To be done. Transcribe the listing word for word.
+++ Records shown
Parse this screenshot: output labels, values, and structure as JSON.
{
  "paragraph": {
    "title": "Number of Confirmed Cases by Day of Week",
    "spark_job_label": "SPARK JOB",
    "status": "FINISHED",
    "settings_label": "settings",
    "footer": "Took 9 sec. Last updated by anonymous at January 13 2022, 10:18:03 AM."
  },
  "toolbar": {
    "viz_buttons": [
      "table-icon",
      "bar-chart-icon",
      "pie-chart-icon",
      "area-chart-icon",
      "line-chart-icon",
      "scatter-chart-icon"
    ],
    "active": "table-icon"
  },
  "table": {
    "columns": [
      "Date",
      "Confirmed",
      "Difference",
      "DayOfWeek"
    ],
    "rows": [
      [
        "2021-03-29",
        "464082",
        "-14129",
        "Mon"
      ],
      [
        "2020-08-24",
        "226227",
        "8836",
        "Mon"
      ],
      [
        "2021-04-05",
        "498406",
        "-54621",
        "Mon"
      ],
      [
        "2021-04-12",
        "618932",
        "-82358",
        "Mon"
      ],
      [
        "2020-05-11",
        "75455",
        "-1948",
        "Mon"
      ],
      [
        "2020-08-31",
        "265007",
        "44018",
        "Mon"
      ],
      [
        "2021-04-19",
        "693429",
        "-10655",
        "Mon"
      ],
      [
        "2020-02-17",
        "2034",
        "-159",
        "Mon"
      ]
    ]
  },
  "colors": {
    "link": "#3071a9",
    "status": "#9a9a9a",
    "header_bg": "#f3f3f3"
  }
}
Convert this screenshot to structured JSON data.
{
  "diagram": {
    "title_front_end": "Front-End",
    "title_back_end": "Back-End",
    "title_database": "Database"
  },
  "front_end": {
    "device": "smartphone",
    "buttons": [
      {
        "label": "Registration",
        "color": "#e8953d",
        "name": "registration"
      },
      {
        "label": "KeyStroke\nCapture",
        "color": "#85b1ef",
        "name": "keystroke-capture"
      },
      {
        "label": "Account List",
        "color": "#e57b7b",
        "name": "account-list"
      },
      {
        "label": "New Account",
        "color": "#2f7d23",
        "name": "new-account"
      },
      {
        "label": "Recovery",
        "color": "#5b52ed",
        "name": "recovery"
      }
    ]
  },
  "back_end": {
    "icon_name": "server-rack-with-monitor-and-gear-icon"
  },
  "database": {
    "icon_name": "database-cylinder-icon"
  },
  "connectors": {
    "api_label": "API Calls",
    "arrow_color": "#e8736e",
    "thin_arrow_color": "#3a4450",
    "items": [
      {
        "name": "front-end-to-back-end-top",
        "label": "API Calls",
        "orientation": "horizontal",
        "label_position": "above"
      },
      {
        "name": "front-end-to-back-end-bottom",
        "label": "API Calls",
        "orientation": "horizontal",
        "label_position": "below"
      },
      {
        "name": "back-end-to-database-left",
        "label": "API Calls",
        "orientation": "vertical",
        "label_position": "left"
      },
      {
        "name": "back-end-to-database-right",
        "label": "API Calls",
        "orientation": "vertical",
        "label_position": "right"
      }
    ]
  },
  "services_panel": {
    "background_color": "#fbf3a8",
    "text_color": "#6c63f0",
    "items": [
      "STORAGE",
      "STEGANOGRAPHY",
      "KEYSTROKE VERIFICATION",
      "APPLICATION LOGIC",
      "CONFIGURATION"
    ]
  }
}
++++++
The reply.
Parse this screenshot: output labels, values, and structure as JSON.
{
  "paragraph": {
    "title": "Number of Confirmed Cases by Day of Week",
    "spark_job_label": "SPARK JOB",
    "status": "FINISHED",
    "settings_label": "settings",
    "footer": "Took 9 sec. Last updated by anonymous at January 13 2022, 10:18:03 AM."
  },
  "toolbar": {
    "viz_buttons": [
      "table-icon",
      "bar-chart-icon",
      "pie-chart-icon",
      "area-chart-icon",
      "line-chart-icon",
      "scatter-chart-icon"
    ],
    "active": "table-icon"
  },
  "table": {
    "columns": [
      "Date",
      "Confirmed",
      "Difference",
      "DayOfWeek"
    ],
    "rows": [
      [
        "2021-03-29",
        "464082",
        "-14129",
        "Mon"
      ],
      [
        "2020-08-24",
        "226227",
        "8836",
        "Mon"
      ],
      [
        "2021-04-05",
        "498406",
        "-54621",
        "Mon"
      ],
      [
        "2021-04-12",
        "618932",
        "-82358",
        "Mon"
      ],
      [
        "2020-05-11",
        "75455",
        "-1948",
        "Mon"
      ],
      [
        "2020-08-31",
        "265007",
        "44018",
        "Mon"
      ],
      [
        "2021-04-19",
        "693429",
        "-10655",
        "Mon"
      ],
      [
        "2020-02-17",
        "2034",
        "-159",
        "Mon"
      ]
    ]
  },
  "colors": {
    "link": "#3071a9",
    "status": "#9a9a9a",
    "header_bg": "#f3f3f3"
  }
}
Convert this screenshot to structured JSON data.
{
  "diagram": {
    "title_front_end": "Front-End",
    "title_back_end": "Back-End",
    "title_database": "Database"
  },
  "front_end": {
    "device": "smartphone",
    "buttons": [
      {
        "label": "Registration",
        "color": "#e8953d",
        "name": "registration"
      },
      {
        "label": "KeyStroke\nCapture",
        "color": "#85b1ef",
        "name": "keystroke-capture"
      },
      {
        "label": "Account List",
        "color": "#e57b7b",
        "name": "account-list"
      },
      {
        "label": "New Account",
        "color": "#2f7d23",
        "name": "new-account"
      },
      {
        "label": "Recovery",
        "color": "#5b52ed",
        "name": "recovery"
      }
    ]
  },
  "back_end": {
    "icon_name": "server-rack-with-monitor-and-gear-icon"
  },
  "database": {
    "icon_name": "database-cylinder-icon"
  },
  "connectors": {
    "api_label": "API Calls",
    "arrow_color": "#e8736e",
    "thin_arrow_color": "#3a4450",
    "items": [
      {
        "name": "front-end-to-back-end-top",
        "label": "API Calls",
        "orientation": "horizontal",
        "label_position": "above"
      },
      {
        "name": "front-end-to-back-end-bottom",
        "label": "API Calls",
        "orientation": "horizontal",
        "label_position": "below"
      },
      {
        "name": "back-end-to-database-left",
        "label": "API Calls",
        "orientation": "vertical",
        "label_position": "left"
      },
      {
        "name": "back-end-to-database-right",
        "label": "API Calls",
        "orientation": "vertical",
        "label_position": "right"
      }
    ]
  },
  "services_panel": {
    "background_color": "#fbf3a8",
    "text_color": "#6c63f0",
    "items": [
      "STORAGE",
      "STEGANOGRAPHY",
      "KEYSTROKE VERIFICATION",
      "APPLICATION LOGIC",
      "CONFIGURATION"
    ]
  }
}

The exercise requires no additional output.